Exercise directions - Leave out the pictures and transcribe every entry below exactly.
[Opening Information given section]
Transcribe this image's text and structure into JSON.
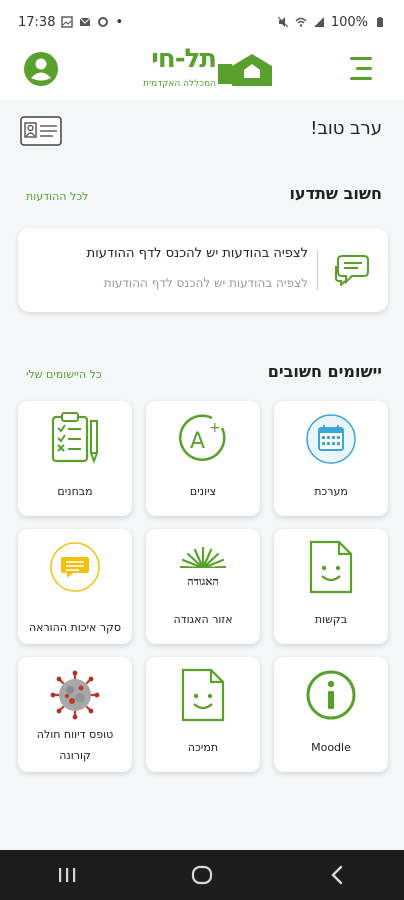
{
  "status_bar": {
    "time": "17:38",
    "battery": "100%",
    "dot": "•"
  },
  "header": {
    "logo_name": "תל-חי",
    "logo_subtitle": "המכללה האקדמית",
    "brand_color": "#5aa02c"
  },
  "greeting": "ערב טוב!",
  "notices": {
    "title": "חשוב שתדעו",
    "link": "לכל ההודעות",
    "card_title": "לצפיה בהודעות יש להכנס לדף ההודעות",
    "card_subtitle": "לצפיה בהודעות יש להכנס לדף ההודעות"
  },
  "apps": {
    "title": "יישומים חשובים",
    "link": "כל היישומים שלי",
    "tiles": [
      {
        "label": "מערכת",
        "icon": "calendar-icon"
      },
      {
        "label": "ציונים",
        "icon": "grade-a-plus-icon"
      },
      {
        "label": "מבחנים",
        "icon": "clipboard-checklist-icon"
      },
      {
        "label": "בקשות",
        "icon": "smiley-document-icon"
      },
      {
        "label": "אזור האגודה",
        "icon": "student-union-logo-icon"
      },
      {
        "label": "סקר איכות ההוראה",
        "icon": "survey-chat-icon"
      },
      {
        "label": "Moodle",
        "icon": "info-icon"
      },
      {
        "label": "תמיכה",
        "icon": "smiley-document-icon"
      },
      {
        "label": "טופס דיווח חולה קורונה",
        "icon": "coronavirus-icon"
      }
    ]
  },
  "union_logo_text": "האגודה"
}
[Closing Information given section]
Written solution -
Transcribe this image's text and structure into JSON.
{
  "status_bar": {
    "time": "17:38",
    "battery": "100%",
    "dot": "•"
  },
  "header": {
    "logo_name": "תל-חי",
    "logo_subtitle": "המכללה האקדמית",
    "brand_color": "#5aa02c"
  },
  "greeting": "ערב טוב!",
  "notices": {
    "title": "חשוב שתדעו",
    "link": "לכל ההודעות",
    "card_title": "לצפיה בהודעות יש להכנס לדף ההודעות",
    "card_subtitle": "לצפיה בהודעות יש להכנס לדף ההודעות"
  },
  "apps": {
    "title": "יישומים חשובים",
    "link": "כל היישומים שלי",
    "tiles": [
      {
        "label": "מערכת",
        "icon": "calendar-icon"
      },
      {
        "label": "ציונים",
        "icon": "grade-a-plus-icon"
      },
      {
        "label": "מבחנים",
        "icon": "clipboard-checklist-icon"
      },
      {
        "label": "בקשות",
        "icon": "smiley-document-icon"
      },
      {
        "label": "אזור האגודה",
        "icon": "student-union-logo-icon"
      },
      {
        "label": "סקר איכות ההוראה",
        "icon": "survey-chat-icon"
      },
      {
        "label": "Moodle",
        "icon": "info-icon"
      },
      {
        "label": "תמיכה",
        "icon": "smiley-document-icon"
      },
      {
        "label": "טופס דיווח חולה קורונה",
        "icon": "coronavirus-icon"
      }
    ]
  },
  "union_logo_text": "האגודה"
}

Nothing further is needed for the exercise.